Using the entries that follow, collect the lines where the word "text" appears.
※ ※ ※
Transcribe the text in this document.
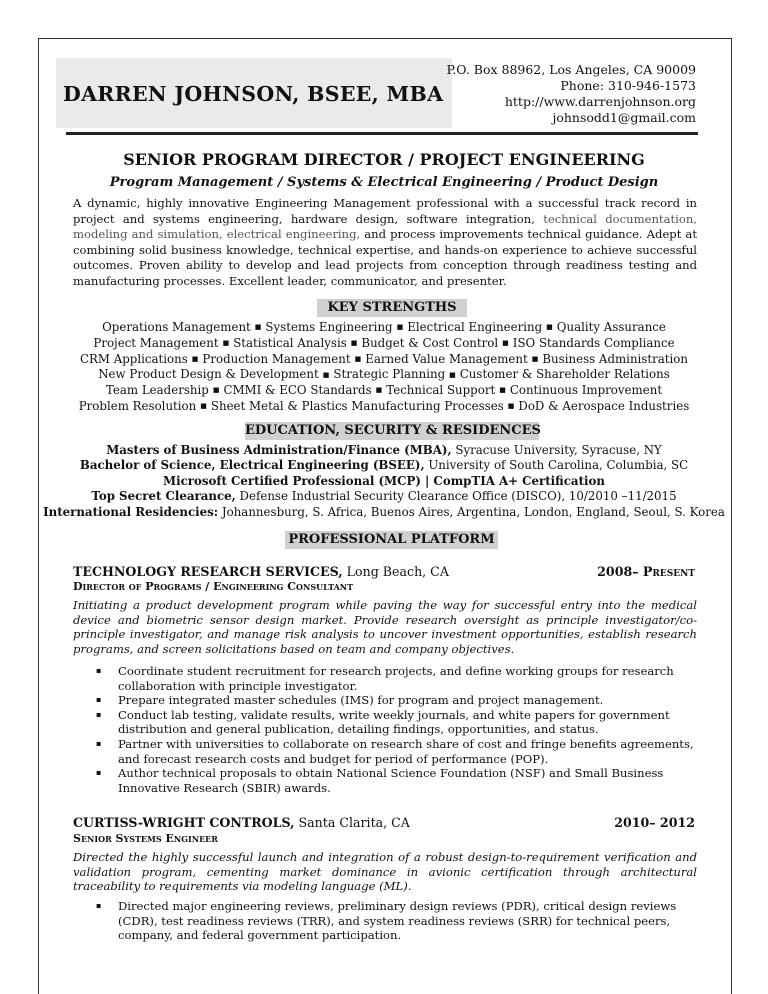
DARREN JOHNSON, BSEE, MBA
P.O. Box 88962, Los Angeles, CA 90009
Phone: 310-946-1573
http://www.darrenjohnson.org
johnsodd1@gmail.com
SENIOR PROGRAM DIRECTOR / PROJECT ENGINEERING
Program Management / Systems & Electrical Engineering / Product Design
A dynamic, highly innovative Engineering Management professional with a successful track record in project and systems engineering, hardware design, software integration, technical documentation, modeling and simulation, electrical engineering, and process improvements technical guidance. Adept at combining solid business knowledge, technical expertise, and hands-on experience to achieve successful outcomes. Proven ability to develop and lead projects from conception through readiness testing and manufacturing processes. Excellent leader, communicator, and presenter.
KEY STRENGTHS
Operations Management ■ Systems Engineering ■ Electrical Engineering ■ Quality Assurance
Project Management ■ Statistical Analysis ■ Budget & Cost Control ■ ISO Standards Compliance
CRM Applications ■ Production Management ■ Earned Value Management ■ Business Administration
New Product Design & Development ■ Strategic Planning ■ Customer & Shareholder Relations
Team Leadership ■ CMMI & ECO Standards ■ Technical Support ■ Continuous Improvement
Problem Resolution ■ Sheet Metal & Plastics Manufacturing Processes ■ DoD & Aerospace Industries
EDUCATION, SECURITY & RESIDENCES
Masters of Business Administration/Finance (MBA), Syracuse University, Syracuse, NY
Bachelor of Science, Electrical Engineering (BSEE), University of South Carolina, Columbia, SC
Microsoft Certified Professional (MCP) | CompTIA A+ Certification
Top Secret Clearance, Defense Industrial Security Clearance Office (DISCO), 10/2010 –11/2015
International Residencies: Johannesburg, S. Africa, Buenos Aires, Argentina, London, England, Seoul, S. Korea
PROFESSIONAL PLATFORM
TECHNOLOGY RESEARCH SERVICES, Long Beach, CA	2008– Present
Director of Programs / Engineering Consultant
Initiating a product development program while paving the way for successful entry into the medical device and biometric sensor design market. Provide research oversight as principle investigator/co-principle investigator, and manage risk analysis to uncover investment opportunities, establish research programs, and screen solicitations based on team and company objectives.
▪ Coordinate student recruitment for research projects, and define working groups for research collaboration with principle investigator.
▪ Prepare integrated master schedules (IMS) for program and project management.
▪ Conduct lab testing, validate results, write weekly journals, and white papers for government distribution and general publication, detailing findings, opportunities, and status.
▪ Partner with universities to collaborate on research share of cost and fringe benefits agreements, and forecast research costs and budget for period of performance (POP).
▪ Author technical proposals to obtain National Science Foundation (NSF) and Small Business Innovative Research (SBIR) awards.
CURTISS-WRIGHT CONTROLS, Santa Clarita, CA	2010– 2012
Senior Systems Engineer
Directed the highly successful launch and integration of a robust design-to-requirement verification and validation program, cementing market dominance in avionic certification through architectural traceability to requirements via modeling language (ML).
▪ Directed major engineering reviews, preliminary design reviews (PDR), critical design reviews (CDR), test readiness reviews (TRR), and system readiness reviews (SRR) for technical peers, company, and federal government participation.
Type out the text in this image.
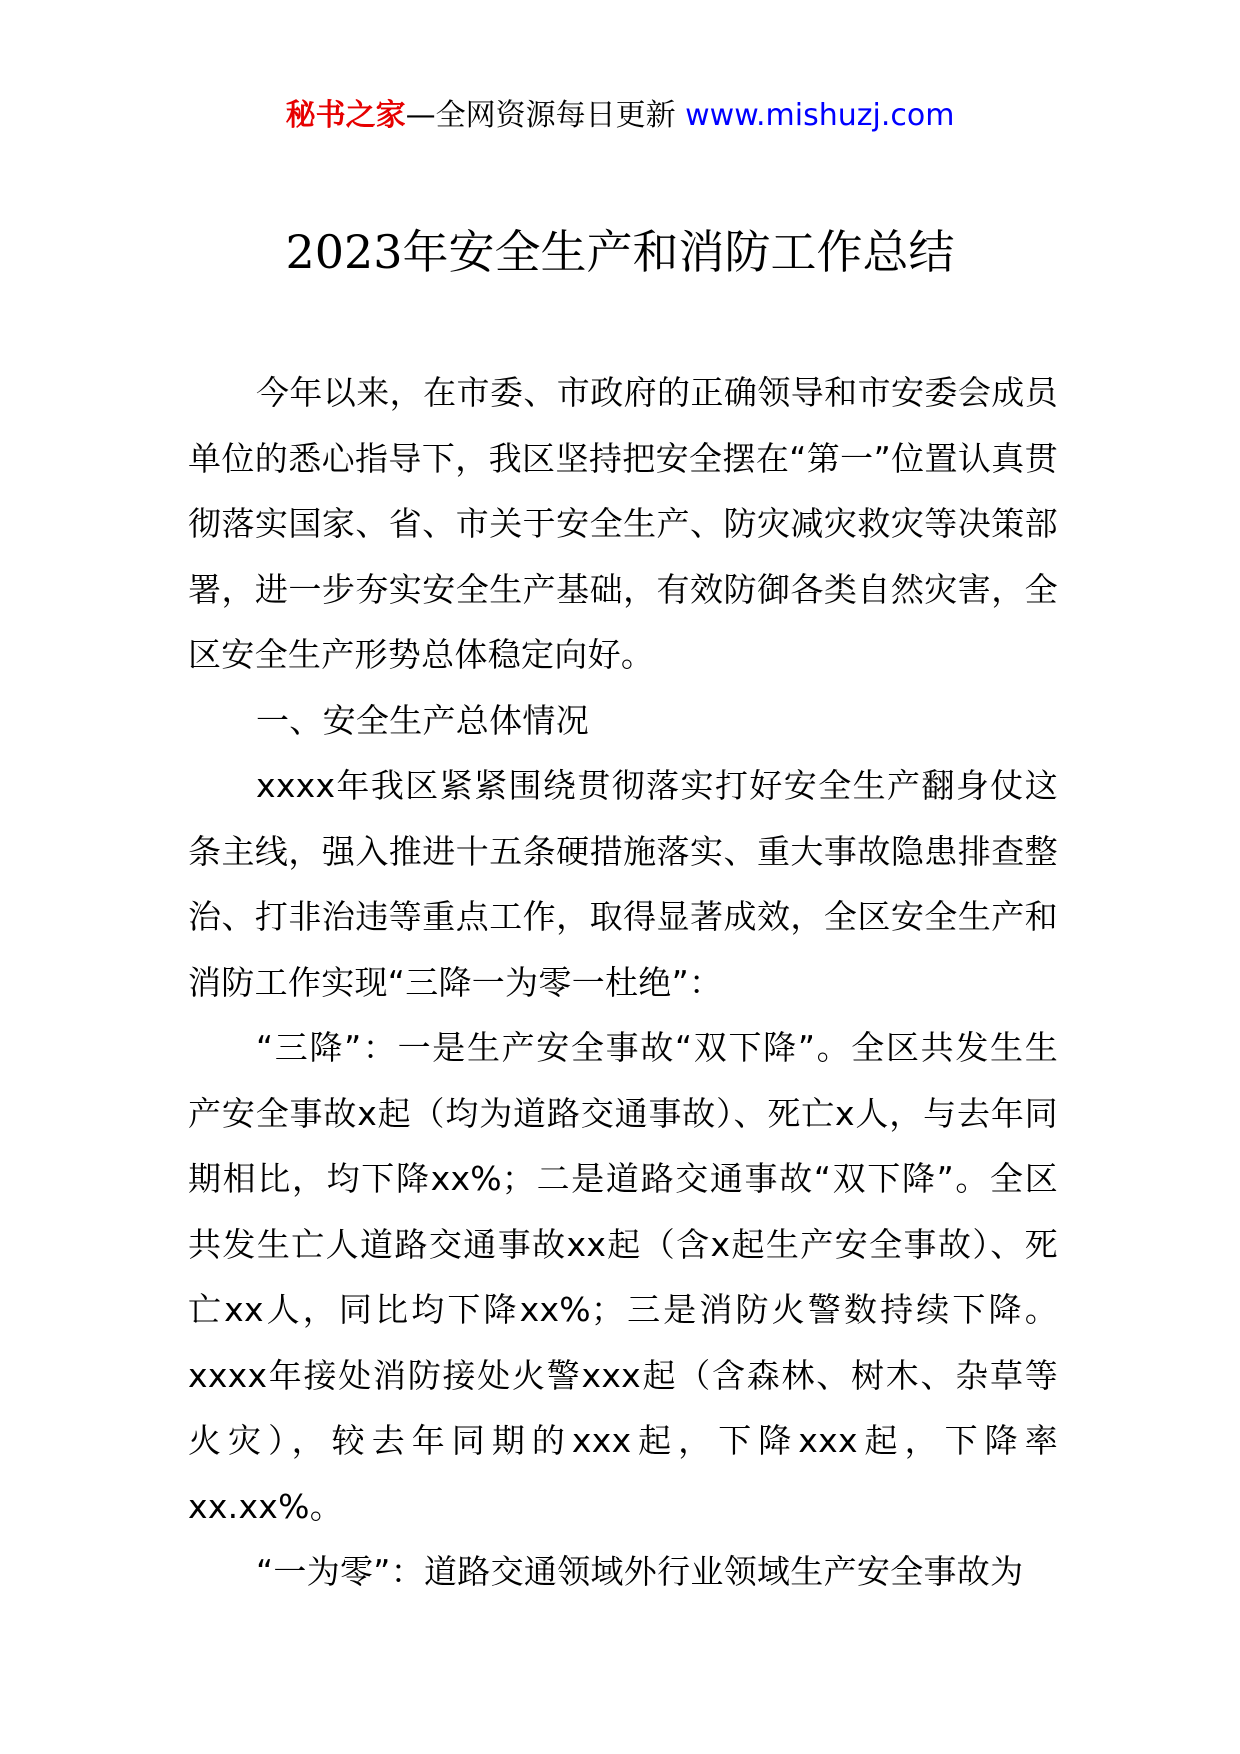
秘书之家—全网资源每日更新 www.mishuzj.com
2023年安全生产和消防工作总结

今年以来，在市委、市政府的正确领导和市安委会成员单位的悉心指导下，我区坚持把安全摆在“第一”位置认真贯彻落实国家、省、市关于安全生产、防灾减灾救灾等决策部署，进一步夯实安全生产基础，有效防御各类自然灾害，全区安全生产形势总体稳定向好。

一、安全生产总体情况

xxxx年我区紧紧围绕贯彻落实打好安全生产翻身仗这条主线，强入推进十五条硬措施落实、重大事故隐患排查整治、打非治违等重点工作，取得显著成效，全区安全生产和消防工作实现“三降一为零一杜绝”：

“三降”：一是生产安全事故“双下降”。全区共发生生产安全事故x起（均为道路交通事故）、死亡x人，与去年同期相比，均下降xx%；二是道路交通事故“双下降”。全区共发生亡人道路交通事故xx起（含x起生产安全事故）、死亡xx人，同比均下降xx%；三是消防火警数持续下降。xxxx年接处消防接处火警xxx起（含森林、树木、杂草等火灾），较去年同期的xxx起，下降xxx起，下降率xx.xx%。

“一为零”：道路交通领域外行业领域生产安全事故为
※ ※ ※
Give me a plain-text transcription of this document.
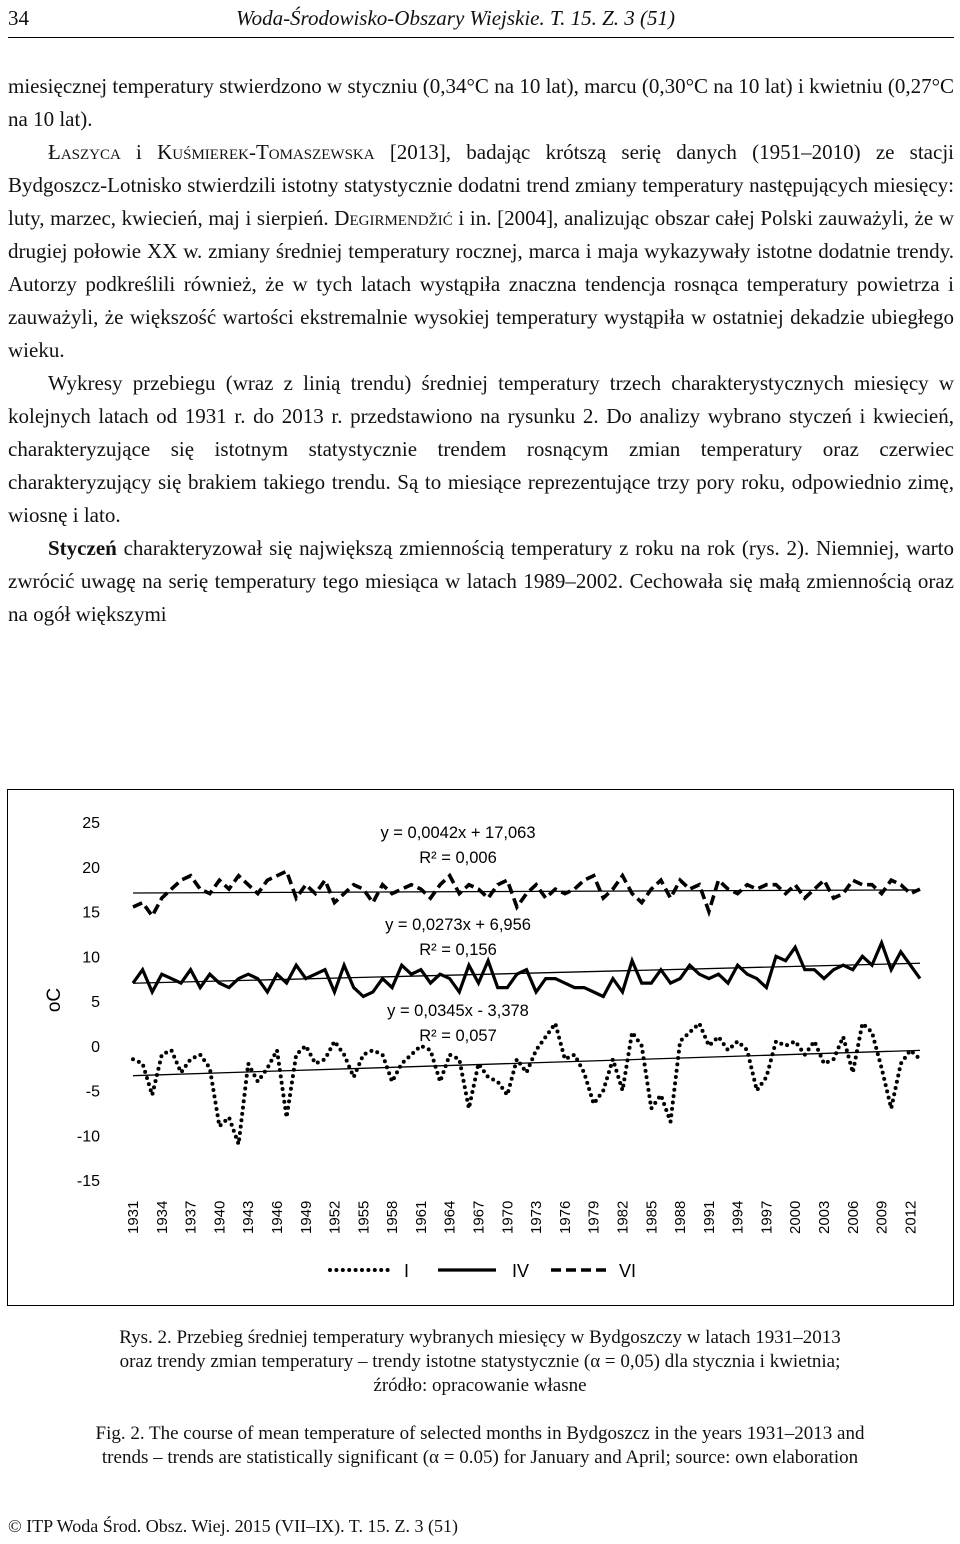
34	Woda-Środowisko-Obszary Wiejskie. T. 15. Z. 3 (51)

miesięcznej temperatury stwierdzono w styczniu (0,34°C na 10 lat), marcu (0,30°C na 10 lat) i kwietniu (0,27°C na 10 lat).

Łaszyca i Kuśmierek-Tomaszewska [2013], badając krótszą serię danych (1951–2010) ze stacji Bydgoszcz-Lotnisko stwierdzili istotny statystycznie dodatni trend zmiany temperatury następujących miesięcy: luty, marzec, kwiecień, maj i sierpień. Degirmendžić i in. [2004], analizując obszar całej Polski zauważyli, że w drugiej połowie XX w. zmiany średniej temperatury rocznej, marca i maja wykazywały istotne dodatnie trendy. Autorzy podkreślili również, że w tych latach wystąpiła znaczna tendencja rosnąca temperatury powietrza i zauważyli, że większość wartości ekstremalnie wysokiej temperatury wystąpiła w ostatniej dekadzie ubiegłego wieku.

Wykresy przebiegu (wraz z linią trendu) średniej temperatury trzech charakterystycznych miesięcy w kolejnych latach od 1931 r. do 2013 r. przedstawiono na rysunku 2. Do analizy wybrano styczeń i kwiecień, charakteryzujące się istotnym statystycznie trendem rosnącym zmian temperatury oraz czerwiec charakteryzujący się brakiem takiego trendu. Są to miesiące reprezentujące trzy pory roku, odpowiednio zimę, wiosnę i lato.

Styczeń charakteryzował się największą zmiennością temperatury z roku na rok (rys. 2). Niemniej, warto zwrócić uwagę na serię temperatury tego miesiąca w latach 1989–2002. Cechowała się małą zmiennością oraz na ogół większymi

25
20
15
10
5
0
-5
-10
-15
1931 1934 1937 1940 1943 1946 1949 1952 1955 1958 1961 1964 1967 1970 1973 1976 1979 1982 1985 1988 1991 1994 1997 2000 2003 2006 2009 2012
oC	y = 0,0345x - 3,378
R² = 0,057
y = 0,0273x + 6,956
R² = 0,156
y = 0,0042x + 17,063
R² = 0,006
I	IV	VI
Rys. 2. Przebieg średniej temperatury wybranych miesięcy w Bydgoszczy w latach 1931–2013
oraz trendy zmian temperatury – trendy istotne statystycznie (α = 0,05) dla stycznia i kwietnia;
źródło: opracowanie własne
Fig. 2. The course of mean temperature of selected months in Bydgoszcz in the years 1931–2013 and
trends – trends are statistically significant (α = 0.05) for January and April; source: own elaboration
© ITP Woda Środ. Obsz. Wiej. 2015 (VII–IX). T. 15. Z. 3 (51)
※ ※ ※
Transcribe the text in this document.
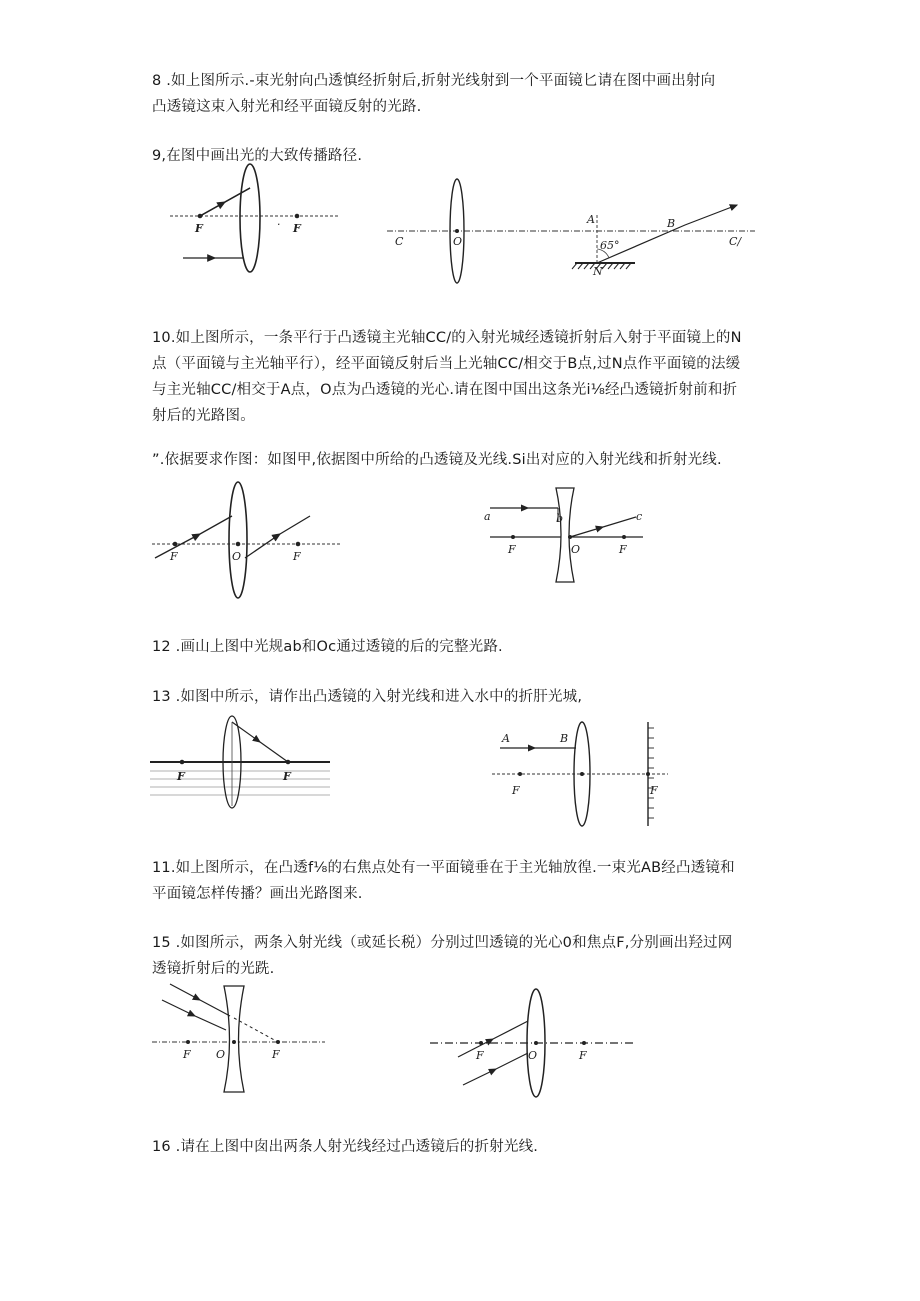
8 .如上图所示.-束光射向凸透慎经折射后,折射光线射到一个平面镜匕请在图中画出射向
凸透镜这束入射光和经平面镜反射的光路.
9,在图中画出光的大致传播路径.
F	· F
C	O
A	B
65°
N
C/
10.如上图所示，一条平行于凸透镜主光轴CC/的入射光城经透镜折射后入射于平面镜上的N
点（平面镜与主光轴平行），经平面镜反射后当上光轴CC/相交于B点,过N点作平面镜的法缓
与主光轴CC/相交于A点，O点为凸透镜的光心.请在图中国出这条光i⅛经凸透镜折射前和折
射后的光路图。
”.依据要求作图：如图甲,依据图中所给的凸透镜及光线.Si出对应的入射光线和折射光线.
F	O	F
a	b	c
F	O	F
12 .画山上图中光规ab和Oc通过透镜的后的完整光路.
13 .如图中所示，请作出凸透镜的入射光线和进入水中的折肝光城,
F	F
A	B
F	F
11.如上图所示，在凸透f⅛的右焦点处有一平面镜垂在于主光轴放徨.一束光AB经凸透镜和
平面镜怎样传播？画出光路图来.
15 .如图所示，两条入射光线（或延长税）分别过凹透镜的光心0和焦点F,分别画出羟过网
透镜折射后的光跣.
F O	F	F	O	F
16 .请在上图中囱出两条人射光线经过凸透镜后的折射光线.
※ ※ ※
▸ **The result**
Transcribe the text in this document.
Type out the text in this image.
Give me a plain-text transcription of this document.
Transcribe the text in this document.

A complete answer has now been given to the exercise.